--- Saved entries ---
--- Start ---
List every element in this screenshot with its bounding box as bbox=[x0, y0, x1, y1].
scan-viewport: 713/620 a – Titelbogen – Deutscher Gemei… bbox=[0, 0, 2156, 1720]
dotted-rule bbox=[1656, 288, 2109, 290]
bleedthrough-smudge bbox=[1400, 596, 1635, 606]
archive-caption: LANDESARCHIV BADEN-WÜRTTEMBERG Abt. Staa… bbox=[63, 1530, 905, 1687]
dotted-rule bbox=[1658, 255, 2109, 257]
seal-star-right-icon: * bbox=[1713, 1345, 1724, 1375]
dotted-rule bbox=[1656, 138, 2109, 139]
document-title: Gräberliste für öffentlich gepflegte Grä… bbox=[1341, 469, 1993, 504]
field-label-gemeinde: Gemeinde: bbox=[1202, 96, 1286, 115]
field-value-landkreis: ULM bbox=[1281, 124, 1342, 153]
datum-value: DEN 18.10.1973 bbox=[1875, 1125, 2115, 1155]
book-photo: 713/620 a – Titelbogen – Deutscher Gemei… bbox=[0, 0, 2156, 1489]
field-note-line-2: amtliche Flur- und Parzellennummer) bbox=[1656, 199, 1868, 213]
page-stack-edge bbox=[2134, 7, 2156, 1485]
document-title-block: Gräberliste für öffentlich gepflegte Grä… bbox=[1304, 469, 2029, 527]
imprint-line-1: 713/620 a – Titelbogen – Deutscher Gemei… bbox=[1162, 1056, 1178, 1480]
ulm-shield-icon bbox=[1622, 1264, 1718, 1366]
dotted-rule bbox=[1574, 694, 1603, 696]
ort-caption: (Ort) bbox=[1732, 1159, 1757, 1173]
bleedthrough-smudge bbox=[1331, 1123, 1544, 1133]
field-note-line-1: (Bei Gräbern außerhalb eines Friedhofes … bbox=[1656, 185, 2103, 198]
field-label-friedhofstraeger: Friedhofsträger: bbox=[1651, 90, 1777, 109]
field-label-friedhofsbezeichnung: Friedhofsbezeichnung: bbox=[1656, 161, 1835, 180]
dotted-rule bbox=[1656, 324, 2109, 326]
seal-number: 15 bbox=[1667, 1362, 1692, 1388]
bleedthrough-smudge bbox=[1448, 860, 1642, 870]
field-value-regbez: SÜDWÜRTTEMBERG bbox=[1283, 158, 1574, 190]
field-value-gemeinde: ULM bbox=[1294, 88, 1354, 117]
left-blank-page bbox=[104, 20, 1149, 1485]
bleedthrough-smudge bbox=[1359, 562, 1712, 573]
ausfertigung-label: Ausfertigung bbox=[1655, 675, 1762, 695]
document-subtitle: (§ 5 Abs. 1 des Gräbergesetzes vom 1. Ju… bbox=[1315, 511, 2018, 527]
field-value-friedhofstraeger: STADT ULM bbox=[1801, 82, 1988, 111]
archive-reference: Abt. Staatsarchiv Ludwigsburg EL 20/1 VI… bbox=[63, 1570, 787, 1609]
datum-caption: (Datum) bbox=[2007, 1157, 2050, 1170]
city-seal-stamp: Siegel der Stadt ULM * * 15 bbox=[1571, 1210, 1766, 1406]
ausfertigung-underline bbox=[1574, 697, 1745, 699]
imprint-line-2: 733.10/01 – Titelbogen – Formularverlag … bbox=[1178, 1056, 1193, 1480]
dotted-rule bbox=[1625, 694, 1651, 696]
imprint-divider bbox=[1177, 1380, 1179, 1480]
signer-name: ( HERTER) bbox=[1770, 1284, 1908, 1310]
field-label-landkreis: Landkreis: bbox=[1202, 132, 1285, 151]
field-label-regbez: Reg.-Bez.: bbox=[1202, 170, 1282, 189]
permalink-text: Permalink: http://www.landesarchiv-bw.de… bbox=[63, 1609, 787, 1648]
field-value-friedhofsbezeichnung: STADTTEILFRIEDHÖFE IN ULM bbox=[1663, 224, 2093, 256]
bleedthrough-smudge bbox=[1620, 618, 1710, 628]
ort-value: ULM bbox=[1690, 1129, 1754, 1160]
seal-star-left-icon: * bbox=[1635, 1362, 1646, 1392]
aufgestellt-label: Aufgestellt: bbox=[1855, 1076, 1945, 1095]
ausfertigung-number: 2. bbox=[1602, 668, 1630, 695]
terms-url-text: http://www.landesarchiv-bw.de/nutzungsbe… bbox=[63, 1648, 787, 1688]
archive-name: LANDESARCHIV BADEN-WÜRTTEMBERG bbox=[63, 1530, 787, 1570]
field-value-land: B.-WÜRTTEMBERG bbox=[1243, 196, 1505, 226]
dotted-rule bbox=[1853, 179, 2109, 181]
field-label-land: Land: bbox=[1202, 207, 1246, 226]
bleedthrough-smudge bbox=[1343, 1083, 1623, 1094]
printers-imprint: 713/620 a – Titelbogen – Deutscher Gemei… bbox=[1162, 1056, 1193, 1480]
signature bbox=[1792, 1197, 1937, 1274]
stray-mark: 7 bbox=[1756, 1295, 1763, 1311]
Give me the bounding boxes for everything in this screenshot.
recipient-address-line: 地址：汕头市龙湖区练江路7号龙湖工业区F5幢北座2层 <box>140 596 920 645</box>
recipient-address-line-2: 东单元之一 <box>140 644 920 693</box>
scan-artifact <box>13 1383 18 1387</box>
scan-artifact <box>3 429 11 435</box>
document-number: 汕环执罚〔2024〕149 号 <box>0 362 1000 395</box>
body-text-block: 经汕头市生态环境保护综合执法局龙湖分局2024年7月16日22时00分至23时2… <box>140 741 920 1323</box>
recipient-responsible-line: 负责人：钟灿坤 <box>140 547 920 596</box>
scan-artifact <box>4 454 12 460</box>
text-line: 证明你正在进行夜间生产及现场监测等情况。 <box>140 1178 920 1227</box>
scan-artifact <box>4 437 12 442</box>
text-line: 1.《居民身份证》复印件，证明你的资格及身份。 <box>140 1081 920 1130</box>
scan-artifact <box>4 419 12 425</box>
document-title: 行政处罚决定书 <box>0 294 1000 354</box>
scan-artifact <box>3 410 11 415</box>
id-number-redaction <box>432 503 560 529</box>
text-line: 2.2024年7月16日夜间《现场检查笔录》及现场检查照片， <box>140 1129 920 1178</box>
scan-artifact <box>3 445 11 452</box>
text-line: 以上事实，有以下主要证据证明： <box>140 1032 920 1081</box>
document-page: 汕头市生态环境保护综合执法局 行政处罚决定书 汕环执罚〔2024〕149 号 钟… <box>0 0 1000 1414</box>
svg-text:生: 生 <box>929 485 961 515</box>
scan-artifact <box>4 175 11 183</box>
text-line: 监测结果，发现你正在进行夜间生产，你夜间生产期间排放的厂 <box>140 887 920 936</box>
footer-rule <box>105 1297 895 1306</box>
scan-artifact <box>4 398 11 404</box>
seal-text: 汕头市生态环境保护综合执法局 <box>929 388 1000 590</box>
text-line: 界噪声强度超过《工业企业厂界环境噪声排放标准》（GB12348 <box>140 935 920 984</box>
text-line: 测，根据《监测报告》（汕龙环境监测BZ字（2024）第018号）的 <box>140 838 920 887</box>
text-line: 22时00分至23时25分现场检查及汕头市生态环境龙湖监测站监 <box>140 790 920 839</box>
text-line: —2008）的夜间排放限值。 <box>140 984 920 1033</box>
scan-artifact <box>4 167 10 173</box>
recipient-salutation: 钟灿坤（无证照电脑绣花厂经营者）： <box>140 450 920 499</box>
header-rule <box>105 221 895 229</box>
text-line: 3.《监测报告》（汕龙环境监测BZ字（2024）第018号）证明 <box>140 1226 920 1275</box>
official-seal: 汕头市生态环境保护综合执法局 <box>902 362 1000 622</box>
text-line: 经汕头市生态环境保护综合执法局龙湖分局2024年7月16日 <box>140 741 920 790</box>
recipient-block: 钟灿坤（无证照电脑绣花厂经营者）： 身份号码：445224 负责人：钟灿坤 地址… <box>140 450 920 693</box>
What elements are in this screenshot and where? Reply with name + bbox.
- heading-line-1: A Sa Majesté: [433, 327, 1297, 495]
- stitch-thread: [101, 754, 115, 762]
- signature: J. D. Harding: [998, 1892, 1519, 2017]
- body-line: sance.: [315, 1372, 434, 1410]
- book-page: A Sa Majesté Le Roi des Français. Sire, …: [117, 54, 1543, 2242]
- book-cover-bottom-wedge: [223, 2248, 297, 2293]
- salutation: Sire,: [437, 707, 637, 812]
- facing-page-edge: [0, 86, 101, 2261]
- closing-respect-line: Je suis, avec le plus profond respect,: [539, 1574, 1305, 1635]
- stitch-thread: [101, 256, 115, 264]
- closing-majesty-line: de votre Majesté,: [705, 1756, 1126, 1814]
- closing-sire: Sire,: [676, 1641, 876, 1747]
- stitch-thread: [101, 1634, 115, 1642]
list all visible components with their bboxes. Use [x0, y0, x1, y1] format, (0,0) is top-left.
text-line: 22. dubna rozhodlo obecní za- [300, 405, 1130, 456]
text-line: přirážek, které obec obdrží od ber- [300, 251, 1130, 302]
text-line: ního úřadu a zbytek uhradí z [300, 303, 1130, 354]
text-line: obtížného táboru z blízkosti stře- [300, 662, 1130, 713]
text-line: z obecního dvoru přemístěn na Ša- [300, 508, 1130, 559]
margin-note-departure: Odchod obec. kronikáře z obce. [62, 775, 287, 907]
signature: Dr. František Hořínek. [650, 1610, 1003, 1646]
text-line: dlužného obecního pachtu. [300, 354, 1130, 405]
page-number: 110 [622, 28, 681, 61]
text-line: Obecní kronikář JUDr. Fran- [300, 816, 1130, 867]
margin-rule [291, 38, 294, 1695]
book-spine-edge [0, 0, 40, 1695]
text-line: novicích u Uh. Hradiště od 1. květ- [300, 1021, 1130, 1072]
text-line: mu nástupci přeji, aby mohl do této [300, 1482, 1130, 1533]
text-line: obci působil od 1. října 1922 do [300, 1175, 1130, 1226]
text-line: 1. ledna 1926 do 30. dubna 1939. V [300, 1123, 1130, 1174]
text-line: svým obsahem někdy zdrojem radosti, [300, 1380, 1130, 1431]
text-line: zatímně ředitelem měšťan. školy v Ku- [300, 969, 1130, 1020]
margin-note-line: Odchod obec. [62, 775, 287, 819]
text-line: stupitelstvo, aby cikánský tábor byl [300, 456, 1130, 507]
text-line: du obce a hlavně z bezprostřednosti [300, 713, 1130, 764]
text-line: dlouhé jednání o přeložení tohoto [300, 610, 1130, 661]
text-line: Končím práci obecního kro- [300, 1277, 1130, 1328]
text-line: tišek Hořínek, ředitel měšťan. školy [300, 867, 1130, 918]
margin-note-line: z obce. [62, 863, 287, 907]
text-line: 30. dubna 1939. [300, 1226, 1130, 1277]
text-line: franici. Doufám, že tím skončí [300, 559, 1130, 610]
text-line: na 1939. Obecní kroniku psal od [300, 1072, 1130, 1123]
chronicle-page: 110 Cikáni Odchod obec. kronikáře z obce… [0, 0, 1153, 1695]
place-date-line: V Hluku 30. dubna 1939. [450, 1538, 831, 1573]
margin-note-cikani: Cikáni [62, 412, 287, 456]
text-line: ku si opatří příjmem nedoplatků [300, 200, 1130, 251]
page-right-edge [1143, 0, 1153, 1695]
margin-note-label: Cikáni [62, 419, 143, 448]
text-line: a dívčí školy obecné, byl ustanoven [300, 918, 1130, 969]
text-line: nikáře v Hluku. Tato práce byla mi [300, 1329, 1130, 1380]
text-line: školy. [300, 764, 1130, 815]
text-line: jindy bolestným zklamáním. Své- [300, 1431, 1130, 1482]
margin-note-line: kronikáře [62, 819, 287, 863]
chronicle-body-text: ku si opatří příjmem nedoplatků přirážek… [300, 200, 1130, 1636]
--- End ---
Copy out, unchanged, the lines of the material running from the start through the line holding "imprint-line-1: 713/620 a", inclusive.

--- Task output ---
List every element in this screenshot with its bounding box as bbox=[x0, y0, x1, y1].
scan-viewport: 713/620 a – Titelbogen – Deutscher Gemei… bbox=[0, 0, 2156, 1720]
dotted-rule bbox=[1656, 288, 2109, 290]
bleedthrough-smudge bbox=[1400, 596, 1635, 606]
archive-caption: LANDESARCHIV BADEN-WÜRTTEMBERG Abt. Staa… bbox=[63, 1530, 905, 1687]
dotted-rule bbox=[1658, 255, 2109, 257]
seal-star-right-icon: * bbox=[1713, 1345, 1724, 1375]
dotted-rule bbox=[1656, 138, 2109, 139]
document-title: Gräberliste für öffentlich gepflegte Grä… bbox=[1341, 469, 1993, 504]
field-label-gemeinde: Gemeinde: bbox=[1202, 96, 1286, 115]
field-value-landkreis: ULM bbox=[1281, 124, 1342, 153]
datum-value: DEN 18.10.1973 bbox=[1875, 1125, 2115, 1155]
book-photo: 713/620 a – Titelbogen – Deutscher Gemei… bbox=[0, 0, 2156, 1489]
field-note-line-2: amtliche Flur- und Parzellennummer) bbox=[1656, 199, 1868, 213]
page-stack-edge bbox=[2134, 7, 2156, 1485]
document-title-block: Gräberliste für öffentlich gepflegte Grä… bbox=[1304, 469, 2029, 527]
imprint-line-1: 713/620 a – Titelbogen – Deutscher Gemei… bbox=[1162, 1056, 1178, 1480]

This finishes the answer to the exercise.